INSTRUCTIONS FOR THE TASK – Transcribe the entries that follow exactly as they appear, minus pictures.

INFORMATION SUPPLIED –
▼▼▼
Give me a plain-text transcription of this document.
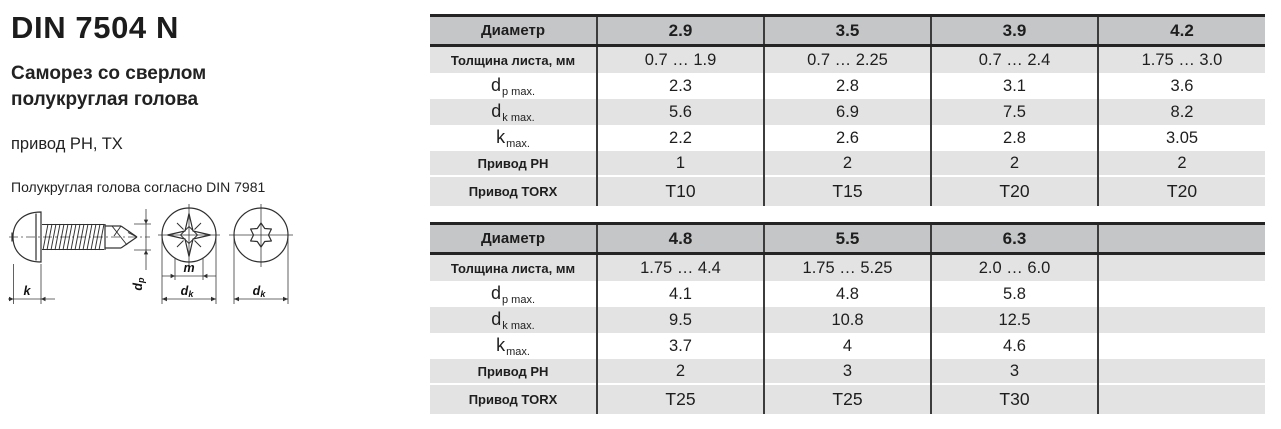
DIN 7504 N
Саморез со сверлом
полукруглая голова
привод PH, TX
Полукруглая голова согласно DIN 7981
k	dp
m
dk	dk
Диаметр	2.9	3.5	3.9	4.2
Толщина листа, мм	0.7 … 1.9	0.7 … 2.25	0.7 … 2.4	1.75 … 3.0
$d_{p max.}$	2.3	2.8	3.1	3.6
$d_{k max.}$	5.6	6.9	7.5	8.2
$k_{max.}$	2.2	2.6	2.8	3.05
Привод PH	1	2	2	2
Привод TORX	T10	T15	T20	T20
Диаметр	4.8	5.5	6.3	
Толщина листа, мм	1.75 … 4.4	1.75 … 5.25	2.0 … 6.0	
$d_{p max.}$	4.1	4.8	5.8	
$d_{k max.}$	9.5	10.8	12.5	
$k_{max.}$	3.7	4	4.6	
Привод PH	2	3	3	
Привод TORX	T25	T25	T30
▲▲▲
RESULT FOR THIS EXERCISE –
Give me a plain-text transcription of this document.
DIN 7504 N
Саморез со сверлом
полукруглая голова
привод PH, TX
Полукруглая голова согласно DIN 7981
k	dp
m
dk	dk
Диаметр	2.9	3.5	3.9	4.2
Толщина листа, мм	0.7 … 1.9	0.7 … 2.25	0.7 … 2.4	1.75 … 3.0
$d_{p max.}$	2.3	2.8	3.1	3.6
$d_{k max.}$	5.6	6.9	7.5	8.2
$k_{max.}$	2.2	2.6	2.8	3.05
Привод PH	1	2	2	2
Привод TORX	T10	T15	T20	T20
Диаметр	4.8	5.5	6.3	
Толщина листа, мм	1.75 … 4.4	1.75 … 5.25	2.0 … 6.0	
$d_{p max.}$	4.1	4.8	5.8	
$d_{k max.}$	9.5	10.8	12.5	
$k_{max.}$	3.7	4	4.6	
Привод PH	2	3	3	
Привод TORX	T25	T25	T30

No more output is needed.